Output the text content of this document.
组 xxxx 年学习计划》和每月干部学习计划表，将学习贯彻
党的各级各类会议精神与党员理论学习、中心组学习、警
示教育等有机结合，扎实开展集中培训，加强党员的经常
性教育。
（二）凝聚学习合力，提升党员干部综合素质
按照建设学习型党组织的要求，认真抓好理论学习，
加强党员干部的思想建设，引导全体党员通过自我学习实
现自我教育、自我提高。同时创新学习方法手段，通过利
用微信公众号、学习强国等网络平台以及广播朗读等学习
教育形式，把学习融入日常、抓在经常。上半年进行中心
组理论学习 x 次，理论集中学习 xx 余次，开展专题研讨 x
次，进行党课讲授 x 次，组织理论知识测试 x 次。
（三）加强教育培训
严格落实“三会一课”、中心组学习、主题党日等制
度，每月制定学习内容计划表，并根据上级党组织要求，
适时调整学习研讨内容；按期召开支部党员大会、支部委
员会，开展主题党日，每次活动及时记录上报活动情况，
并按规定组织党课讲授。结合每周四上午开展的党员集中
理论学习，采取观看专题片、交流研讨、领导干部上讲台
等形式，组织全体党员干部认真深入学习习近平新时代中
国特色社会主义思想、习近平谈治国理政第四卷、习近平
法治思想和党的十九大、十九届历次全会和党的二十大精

◇ ◇ ◇ ◇ ◇ ◇ ◇

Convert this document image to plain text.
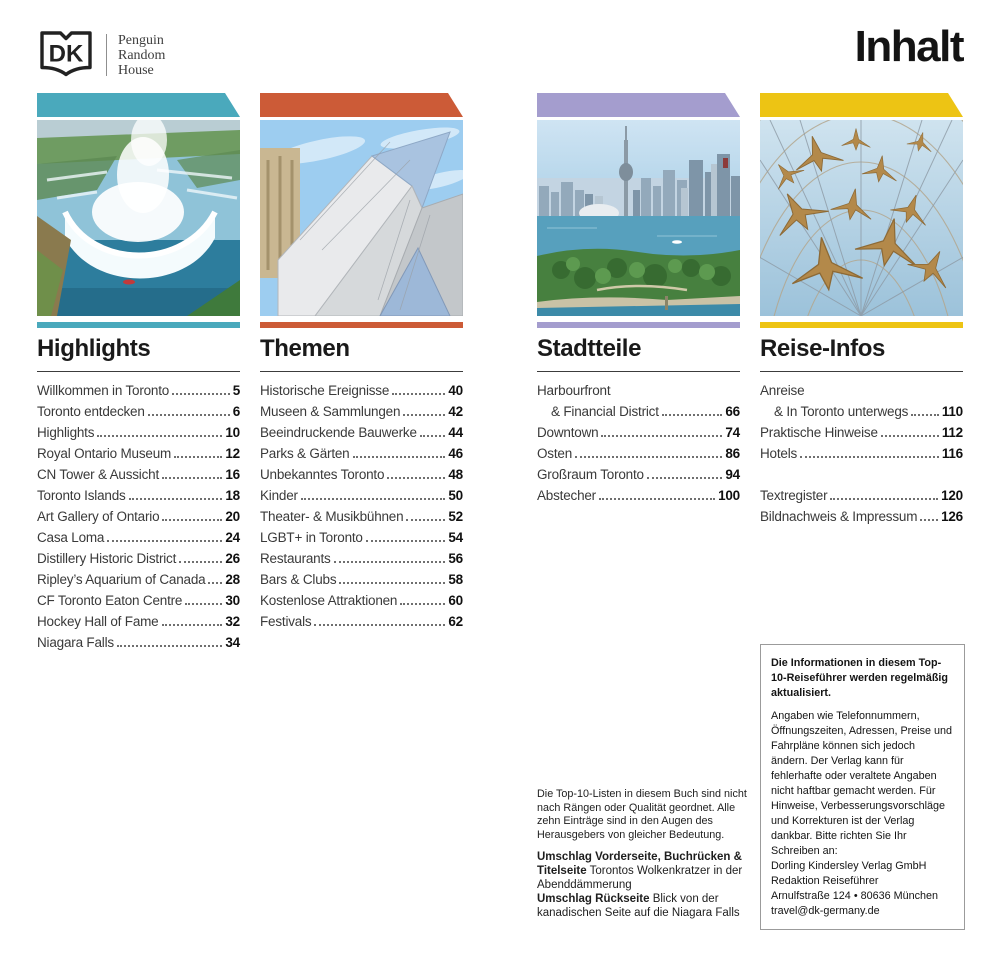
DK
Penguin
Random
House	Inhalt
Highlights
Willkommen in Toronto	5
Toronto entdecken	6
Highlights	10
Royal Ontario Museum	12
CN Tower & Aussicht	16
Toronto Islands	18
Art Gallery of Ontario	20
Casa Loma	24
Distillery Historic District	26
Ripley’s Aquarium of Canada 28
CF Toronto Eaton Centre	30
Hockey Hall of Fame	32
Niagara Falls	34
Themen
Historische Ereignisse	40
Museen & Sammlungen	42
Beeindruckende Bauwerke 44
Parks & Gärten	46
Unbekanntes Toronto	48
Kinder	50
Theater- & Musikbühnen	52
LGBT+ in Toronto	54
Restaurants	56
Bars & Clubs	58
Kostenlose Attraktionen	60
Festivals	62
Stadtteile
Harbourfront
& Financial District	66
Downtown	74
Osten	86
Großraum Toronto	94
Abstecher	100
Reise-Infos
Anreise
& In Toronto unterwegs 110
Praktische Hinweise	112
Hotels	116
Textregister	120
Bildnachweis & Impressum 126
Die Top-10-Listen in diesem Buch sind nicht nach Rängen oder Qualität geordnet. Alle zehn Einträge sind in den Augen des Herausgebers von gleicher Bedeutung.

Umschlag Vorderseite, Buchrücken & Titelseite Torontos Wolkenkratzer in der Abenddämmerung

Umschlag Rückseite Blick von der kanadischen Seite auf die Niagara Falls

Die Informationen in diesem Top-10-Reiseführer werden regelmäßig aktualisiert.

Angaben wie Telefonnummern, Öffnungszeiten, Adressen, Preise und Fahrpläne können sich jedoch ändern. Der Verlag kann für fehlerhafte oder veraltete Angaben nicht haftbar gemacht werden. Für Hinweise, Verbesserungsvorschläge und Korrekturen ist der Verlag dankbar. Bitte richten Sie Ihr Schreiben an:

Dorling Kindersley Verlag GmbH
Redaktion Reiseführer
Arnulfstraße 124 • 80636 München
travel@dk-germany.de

◇ ◇ ◇ ◇ ◇ ◇ ◇

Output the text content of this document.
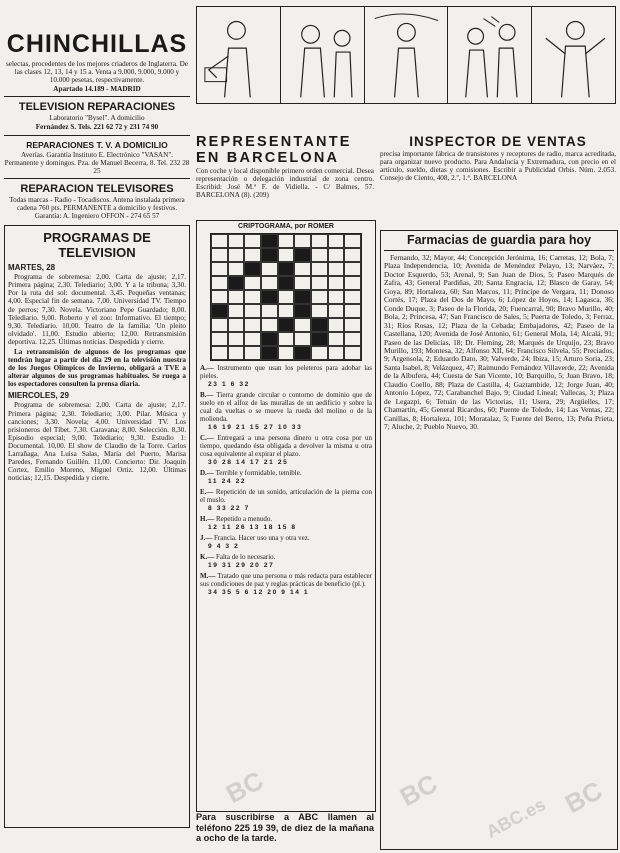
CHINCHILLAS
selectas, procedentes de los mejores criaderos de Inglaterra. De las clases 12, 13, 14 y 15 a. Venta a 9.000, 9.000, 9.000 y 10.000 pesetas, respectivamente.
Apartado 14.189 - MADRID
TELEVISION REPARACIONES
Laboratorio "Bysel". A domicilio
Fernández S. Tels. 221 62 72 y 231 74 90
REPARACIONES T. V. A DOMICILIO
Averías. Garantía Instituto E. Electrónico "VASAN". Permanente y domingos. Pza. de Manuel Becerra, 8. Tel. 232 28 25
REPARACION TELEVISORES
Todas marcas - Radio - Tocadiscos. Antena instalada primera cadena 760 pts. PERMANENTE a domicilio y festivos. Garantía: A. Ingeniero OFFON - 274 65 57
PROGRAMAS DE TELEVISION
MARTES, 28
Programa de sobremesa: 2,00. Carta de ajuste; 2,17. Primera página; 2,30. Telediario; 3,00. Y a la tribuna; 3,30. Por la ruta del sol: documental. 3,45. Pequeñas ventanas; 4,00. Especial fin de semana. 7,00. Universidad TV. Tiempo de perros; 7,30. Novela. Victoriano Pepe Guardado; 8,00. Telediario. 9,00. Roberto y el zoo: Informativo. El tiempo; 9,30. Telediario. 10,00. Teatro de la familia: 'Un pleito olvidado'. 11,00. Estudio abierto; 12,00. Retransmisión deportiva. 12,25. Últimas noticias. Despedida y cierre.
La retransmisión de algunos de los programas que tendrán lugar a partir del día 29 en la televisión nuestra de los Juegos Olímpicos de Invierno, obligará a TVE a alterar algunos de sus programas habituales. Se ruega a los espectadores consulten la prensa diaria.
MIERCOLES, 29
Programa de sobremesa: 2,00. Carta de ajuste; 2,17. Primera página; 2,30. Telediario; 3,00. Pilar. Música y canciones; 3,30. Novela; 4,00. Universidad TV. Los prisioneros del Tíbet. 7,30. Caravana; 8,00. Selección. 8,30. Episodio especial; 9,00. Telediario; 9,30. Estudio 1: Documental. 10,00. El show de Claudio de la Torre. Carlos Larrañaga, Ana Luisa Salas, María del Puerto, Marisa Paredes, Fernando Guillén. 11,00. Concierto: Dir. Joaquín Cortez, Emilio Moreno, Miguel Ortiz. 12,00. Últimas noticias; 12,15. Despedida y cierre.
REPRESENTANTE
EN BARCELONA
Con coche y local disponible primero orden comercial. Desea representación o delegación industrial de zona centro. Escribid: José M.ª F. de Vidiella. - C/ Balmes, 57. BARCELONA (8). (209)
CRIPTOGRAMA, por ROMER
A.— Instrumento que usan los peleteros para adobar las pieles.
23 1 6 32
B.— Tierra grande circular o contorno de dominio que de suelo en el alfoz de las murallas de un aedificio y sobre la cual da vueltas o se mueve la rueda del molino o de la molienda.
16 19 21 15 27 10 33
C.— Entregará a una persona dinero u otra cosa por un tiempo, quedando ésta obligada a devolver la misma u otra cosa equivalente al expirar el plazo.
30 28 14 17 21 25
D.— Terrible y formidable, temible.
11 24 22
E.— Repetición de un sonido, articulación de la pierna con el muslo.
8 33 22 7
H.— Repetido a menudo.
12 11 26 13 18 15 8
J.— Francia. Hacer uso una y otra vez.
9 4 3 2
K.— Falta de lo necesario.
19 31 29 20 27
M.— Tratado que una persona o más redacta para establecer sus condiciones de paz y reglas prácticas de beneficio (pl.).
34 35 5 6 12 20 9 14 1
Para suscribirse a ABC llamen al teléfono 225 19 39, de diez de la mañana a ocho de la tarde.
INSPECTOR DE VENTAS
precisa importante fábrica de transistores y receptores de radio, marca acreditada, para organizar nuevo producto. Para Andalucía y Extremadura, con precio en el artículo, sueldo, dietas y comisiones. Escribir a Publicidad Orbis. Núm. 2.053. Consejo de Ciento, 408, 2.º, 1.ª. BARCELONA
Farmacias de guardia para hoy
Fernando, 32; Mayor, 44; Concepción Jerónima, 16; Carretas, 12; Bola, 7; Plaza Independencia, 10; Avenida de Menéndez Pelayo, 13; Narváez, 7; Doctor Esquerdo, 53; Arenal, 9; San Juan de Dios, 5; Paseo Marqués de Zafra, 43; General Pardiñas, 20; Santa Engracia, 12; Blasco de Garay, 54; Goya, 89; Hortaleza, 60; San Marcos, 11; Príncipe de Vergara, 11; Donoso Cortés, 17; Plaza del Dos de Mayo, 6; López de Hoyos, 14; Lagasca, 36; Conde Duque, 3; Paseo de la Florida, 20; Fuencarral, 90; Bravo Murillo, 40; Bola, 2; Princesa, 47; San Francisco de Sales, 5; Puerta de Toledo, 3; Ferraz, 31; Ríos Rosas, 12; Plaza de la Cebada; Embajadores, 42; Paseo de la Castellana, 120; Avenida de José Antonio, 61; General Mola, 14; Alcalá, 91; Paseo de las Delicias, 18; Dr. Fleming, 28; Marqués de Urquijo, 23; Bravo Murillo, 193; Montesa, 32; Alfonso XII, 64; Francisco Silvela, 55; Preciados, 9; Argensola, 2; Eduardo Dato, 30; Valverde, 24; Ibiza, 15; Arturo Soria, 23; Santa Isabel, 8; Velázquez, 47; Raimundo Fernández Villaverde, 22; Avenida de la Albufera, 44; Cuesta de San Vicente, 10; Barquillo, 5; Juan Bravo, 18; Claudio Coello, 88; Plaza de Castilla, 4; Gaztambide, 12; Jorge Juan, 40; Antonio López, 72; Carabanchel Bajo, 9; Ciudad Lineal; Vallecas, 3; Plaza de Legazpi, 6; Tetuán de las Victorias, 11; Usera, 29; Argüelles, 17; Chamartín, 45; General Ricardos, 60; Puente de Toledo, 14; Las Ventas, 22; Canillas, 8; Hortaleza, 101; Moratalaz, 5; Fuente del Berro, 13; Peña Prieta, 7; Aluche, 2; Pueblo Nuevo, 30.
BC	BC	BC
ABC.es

◇ ◇ ◇ ◇ ◇ ◇ ◇

> The task: Filter the records above for "Garantía" and copy every matching line.

> Expected answer:
Averías. Garantía Instituto E. Electrónico "VASAN". Permanente y domingos. Pza. de Manuel Becerra, 8. Tel. 232 28 25
Todas marcas - Radio - Tocadiscos. Antena instalada primera cadena 760 pts. PERMANENTE a domicilio y festivos. Garantía: A. Ingeniero OFFON - 274 65 57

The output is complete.